- What is required: The records below are to be copied word for word, with every picture left out.

(Records from a collection of figures)
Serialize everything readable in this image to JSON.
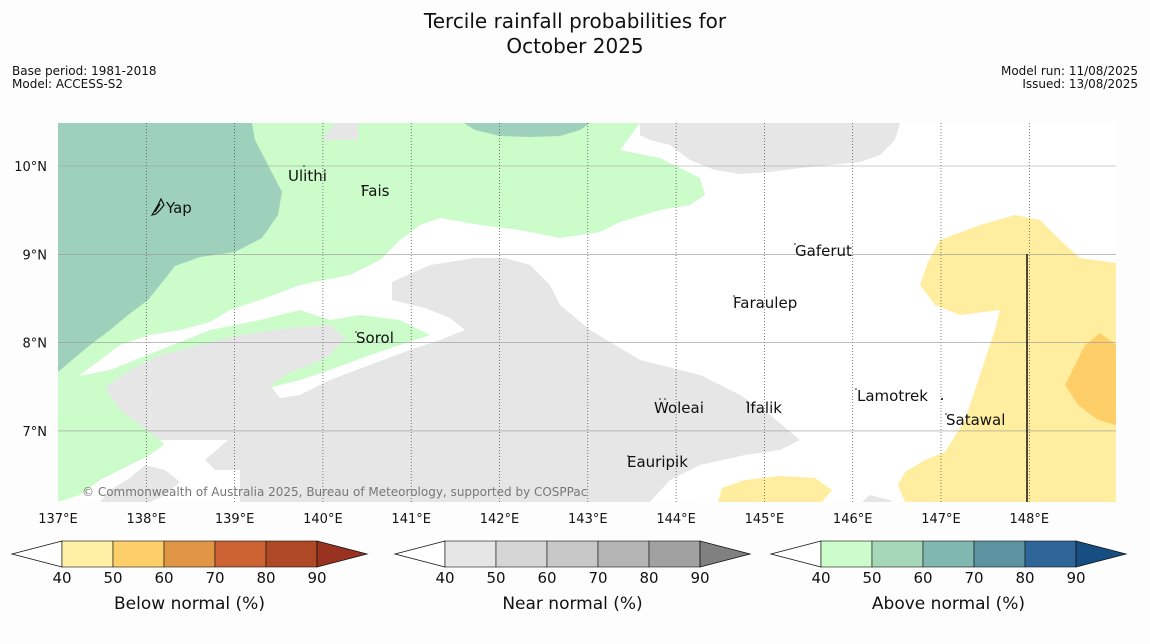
{
  "title_line1": "Tercile rainfall probabilities for",
  "title_line2": "October 2025",
  "base_period": "Base period: 1981-2018",
  "model": "Model: ACCESS-S2",
  "model_run": "Model run: 11/08/2025",
  "issued": "Issued: 13/08/2025",
  "copyright": "© Commonwealth of Australia 2025, Bureau of Meteorology, supported by COSPPac",
  "lon_labels": [
    "137°E",
    "138°E",
    "139°E",
    "140°E",
    "141°E",
    "142°E",
    "143°E",
    "144°E",
    "145°E",
    "146°E",
    "147°E",
    "148°E"
  ],
  "lat_labels": [
    "10°N",
    "9°N",
    "8°N",
    "7°N"
  ],
  "places": [
    "Yap",
    "Ulithi",
    "Fais",
    "Sorol",
    "Gaferut",
    "Faraulep",
    "Woleai",
    "Ifalik",
    "Lamotrek",
    "Satawal",
    "Eauripik"
  ],
  "colorbars": [
    {
      "label": "Below normal (%)",
      "ticks": [
        "40",
        "50",
        "60",
        "70",
        "80",
        "90"
      ],
      "colors": [
        "#fff0a6",
        "#fecf68",
        "#e19645",
        "#cd6233",
        "#ae4825",
        "#9a3221"
      ]
    },
    {
      "label": "Near normal (%)",
      "ticks": [
        "40",
        "50",
        "60",
        "70",
        "80",
        "90"
      ],
      "colors": [
        "#e6e6e6",
        "#d6d6d6",
        "#c8c8c8",
        "#b5b5b5",
        "#a1a1a1",
        "#808080"
      ]
    },
    {
      "label": "Above normal (%)",
      "ticks": [
        "40",
        "50",
        "60",
        "70",
        "80",
        "90"
      ],
      "colors": [
        "#cbfcca",
        "#a5d8b6",
        "#80b7b0",
        "#5b93a1",
        "#2f6699",
        "#174e82"
      ]
    }
  ],
  "colors": {
    "near_normal": "#e6e6e6",
    "above_40": "#cbfcca",
    "above_50": "#9ed1bb",
    "below_40": "#ffee9f",
    "below_50": "#fecf68"
  }
}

- Output for this task:
Serialize everything readable in this image to JSON.
{
  "title_line1": "Tercile rainfall probabilities for",
  "title_line2": "October 2025",
  "base_period": "Base period: 1981-2018",
  "model": "Model: ACCESS-S2",
  "model_run": "Model run: 11/08/2025",
  "issued": "Issued: 13/08/2025",
  "copyright": "© Commonwealth of Australia 2025, Bureau of Meteorology, supported by COSPPac",
  "lon_labels": [
    "137°E",
    "138°E",
    "139°E",
    "140°E",
    "141°E",
    "142°E",
    "143°E",
    "144°E",
    "145°E",
    "146°E",
    "147°E",
    "148°E"
  ],
  "lat_labels": [
    "10°N",
    "9°N",
    "8°N",
    "7°N"
  ],
  "places": [
    "Yap",
    "Ulithi",
    "Fais",
    "Sorol",
    "Gaferut",
    "Faraulep",
    "Woleai",
    "Ifalik",
    "Lamotrek",
    "Satawal",
    "Eauripik"
  ],
  "colorbars": [
    {
      "label": "Below normal (%)",
      "ticks": [
        "40",
        "50",
        "60",
        "70",
        "80",
        "90"
      ],
      "colors": [
        "#fff0a6",
        "#fecf68",
        "#e19645",
        "#cd6233",
        "#ae4825",
        "#9a3221"
      ]
    },
    {
      "label": "Near normal (%)",
      "ticks": [
        "40",
        "50",
        "60",
        "70",
        "80",
        "90"
      ],
      "colors": [
        "#e6e6e6",
        "#d6d6d6",
        "#c8c8c8",
        "#b5b5b5",
        "#a1a1a1",
        "#808080"
      ]
    },
    {
      "label": "Above normal (%)",
      "ticks": [
        "40",
        "50",
        "60",
        "70",
        "80",
        "90"
      ],
      "colors": [
        "#cbfcca",
        "#a5d8b6",
        "#80b7b0",
        "#5b93a1",
        "#2f6699",
        "#174e82"
      ]
    }
  ],
  "colors": {
    "near_normal": "#e6e6e6",
    "above_40": "#cbfcca",
    "above_50": "#9ed1bb",
    "below_40": "#ffee9f",
    "below_50": "#fecf68"
  }
}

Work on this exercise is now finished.